_AIM_
Reproduce the listing below line for line, keeping every character unchanged.

_MATERIAL SHOWN_
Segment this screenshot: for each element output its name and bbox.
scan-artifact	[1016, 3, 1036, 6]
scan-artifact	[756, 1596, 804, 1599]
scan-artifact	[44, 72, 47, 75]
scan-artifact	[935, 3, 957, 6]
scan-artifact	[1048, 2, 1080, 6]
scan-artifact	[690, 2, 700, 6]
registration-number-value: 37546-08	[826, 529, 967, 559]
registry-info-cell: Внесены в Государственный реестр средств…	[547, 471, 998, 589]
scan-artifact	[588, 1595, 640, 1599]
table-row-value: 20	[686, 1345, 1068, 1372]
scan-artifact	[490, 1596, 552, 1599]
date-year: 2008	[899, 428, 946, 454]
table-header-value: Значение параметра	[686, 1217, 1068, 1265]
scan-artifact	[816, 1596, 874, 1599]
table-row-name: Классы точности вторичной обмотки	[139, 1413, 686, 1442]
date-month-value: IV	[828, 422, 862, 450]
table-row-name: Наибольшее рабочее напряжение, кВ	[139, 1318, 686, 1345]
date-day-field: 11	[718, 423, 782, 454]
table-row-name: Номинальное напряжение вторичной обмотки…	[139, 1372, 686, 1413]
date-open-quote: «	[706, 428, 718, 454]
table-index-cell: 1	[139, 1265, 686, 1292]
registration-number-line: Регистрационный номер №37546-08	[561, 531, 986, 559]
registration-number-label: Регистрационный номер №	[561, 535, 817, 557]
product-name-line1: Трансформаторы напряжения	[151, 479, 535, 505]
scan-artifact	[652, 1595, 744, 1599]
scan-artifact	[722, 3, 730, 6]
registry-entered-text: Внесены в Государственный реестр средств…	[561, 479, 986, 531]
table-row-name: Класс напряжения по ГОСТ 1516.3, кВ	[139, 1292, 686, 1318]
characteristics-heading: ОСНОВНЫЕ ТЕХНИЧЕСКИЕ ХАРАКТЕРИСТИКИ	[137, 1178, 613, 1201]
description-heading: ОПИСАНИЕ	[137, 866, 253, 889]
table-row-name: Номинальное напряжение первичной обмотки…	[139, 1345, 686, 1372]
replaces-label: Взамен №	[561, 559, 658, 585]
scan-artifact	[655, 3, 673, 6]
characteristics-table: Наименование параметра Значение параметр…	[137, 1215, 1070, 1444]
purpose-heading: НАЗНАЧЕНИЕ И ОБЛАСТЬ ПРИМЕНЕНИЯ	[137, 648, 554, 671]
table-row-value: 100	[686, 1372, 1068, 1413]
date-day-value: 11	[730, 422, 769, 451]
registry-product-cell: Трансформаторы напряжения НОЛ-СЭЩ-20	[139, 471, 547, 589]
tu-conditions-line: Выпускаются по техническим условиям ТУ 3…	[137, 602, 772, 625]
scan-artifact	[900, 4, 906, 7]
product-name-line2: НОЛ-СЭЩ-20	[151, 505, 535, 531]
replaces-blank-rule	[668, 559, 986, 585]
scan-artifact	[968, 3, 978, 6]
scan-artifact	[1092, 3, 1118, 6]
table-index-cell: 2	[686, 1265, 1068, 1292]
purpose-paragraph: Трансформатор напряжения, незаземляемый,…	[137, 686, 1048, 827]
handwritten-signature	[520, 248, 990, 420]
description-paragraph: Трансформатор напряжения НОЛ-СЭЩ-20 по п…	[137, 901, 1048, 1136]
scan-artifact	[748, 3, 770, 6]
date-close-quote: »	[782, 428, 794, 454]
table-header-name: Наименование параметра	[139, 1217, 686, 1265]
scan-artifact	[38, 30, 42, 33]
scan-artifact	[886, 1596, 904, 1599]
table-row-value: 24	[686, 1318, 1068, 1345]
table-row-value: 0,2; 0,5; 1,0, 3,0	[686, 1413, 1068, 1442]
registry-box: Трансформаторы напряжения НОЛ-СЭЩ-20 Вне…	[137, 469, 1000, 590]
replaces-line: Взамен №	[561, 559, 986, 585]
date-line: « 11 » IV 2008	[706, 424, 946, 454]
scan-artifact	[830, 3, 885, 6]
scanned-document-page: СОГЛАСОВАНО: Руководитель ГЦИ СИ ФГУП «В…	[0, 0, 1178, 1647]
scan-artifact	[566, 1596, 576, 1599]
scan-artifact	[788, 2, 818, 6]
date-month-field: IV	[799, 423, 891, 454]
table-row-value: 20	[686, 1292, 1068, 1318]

_EXERCISE OUTPUT_
Segment this screenshot: for each element output its name and bbox.
scan-artifact	[1016, 3, 1036, 6]
scan-artifact	[756, 1596, 804, 1599]
scan-artifact	[44, 72, 47, 75]
scan-artifact	[935, 3, 957, 6]
scan-artifact	[1048, 2, 1080, 6]
scan-artifact	[690, 2, 700, 6]
registration-number-value: 37546-08	[826, 529, 967, 559]
registry-info-cell: Внесены в Государственный реестр средств…	[547, 471, 998, 589]
scan-artifact	[588, 1595, 640, 1599]
table-row-value: 20	[686, 1345, 1068, 1372]
scan-artifact	[490, 1596, 552, 1599]
date-year: 2008	[899, 428, 946, 454]
table-header-value: Значение параметра	[686, 1217, 1068, 1265]
scan-artifact	[816, 1596, 874, 1599]
table-row-name: Классы точности вторичной обмотки	[139, 1413, 686, 1442]
date-month-value: IV	[828, 422, 862, 450]
table-row-name: Наибольшее рабочее напряжение, кВ	[139, 1318, 686, 1345]
date-day-field: 11	[718, 423, 782, 454]
table-row-name: Номинальное напряжение вторичной обмотки…	[139, 1372, 686, 1413]
date-open-quote: «	[706, 428, 718, 454]
table-index-cell: 1	[139, 1265, 686, 1292]
registration-number-line: Регистрационный номер №37546-08	[561, 531, 986, 559]
registration-number-label: Регистрационный номер №	[561, 535, 817, 557]
product-name-line1: Трансформаторы напряжения	[151, 479, 535, 505]
scan-artifact	[652, 1595, 744, 1599]
scan-artifact	[722, 3, 730, 6]
registry-entered-text: Внесены в Государственный реестр средств…	[561, 479, 986, 531]
table-row-name: Класс напряжения по ГОСТ 1516.3, кВ	[139, 1292, 686, 1318]
characteristics-heading: ОСНОВНЫЕ ТЕХНИЧЕСКИЕ ХАРАКТЕРИСТИКИ	[137, 1178, 613, 1201]
description-heading: ОПИСАНИЕ	[137, 866, 253, 889]
table-row-name: Номинальное напряжение первичной обмотки…	[139, 1345, 686, 1372]
replaces-label: Взамен №	[561, 559, 658, 585]
scan-artifact	[655, 3, 673, 6]
characteristics-table: Наименование параметра Значение параметр…	[137, 1215, 1070, 1444]
purpose-heading: НАЗНАЧЕНИЕ И ОБЛАСТЬ ПРИМЕНЕНИЯ	[137, 648, 554, 671]
table-row-value: 100	[686, 1372, 1068, 1413]
date-day-value: 11	[730, 422, 769, 451]
registry-product-cell: Трансформаторы напряжения НОЛ-СЭЩ-20	[139, 471, 547, 589]
tu-conditions-line: Выпускаются по техническим условиям ТУ 3…	[137, 602, 772, 625]
scan-artifact	[900, 4, 906, 7]
product-name-line2: НОЛ-СЭЩ-20	[151, 505, 535, 531]
replaces-blank-rule	[668, 559, 986, 585]
scan-artifact	[968, 3, 978, 6]
scan-artifact	[1092, 3, 1118, 6]
table-index-cell: 2	[686, 1265, 1068, 1292]
purpose-paragraph: Трансформатор напряжения, незаземляемый,…	[137, 686, 1048, 827]
handwritten-signature	[520, 248, 990, 420]
description-paragraph: Трансформатор напряжения НОЛ-СЭЩ-20 по п…	[137, 901, 1048, 1136]
scan-artifact	[748, 3, 770, 6]
date-close-quote: »	[782, 428, 794, 454]
table-header-name: Наименование параметра	[139, 1217, 686, 1265]
scan-artifact	[38, 30, 42, 33]
scan-artifact	[886, 1596, 904, 1599]
table-row-value: 24	[686, 1318, 1068, 1345]
table-row-value: 0,2; 0,5; 1,0, 3,0	[686, 1413, 1068, 1442]
registry-box: Трансформаторы напряжения НОЛ-СЭЩ-20 Вне…	[137, 469, 1000, 590]
replaces-line: Взамен №	[561, 559, 986, 585]
date-line: « 11 » IV 2008	[706, 424, 946, 454]
scan-artifact	[830, 3, 885, 6]
scanned-document-page: СОГЛАСОВАНО: Руководитель ГЦИ СИ ФГУП «В…	[0, 0, 1178, 1647]
scan-artifact	[566, 1596, 576, 1599]
scan-artifact	[788, 2, 818, 6]
date-month-field: IV	[799, 423, 891, 454]
table-row-value: 20	[686, 1292, 1068, 1318]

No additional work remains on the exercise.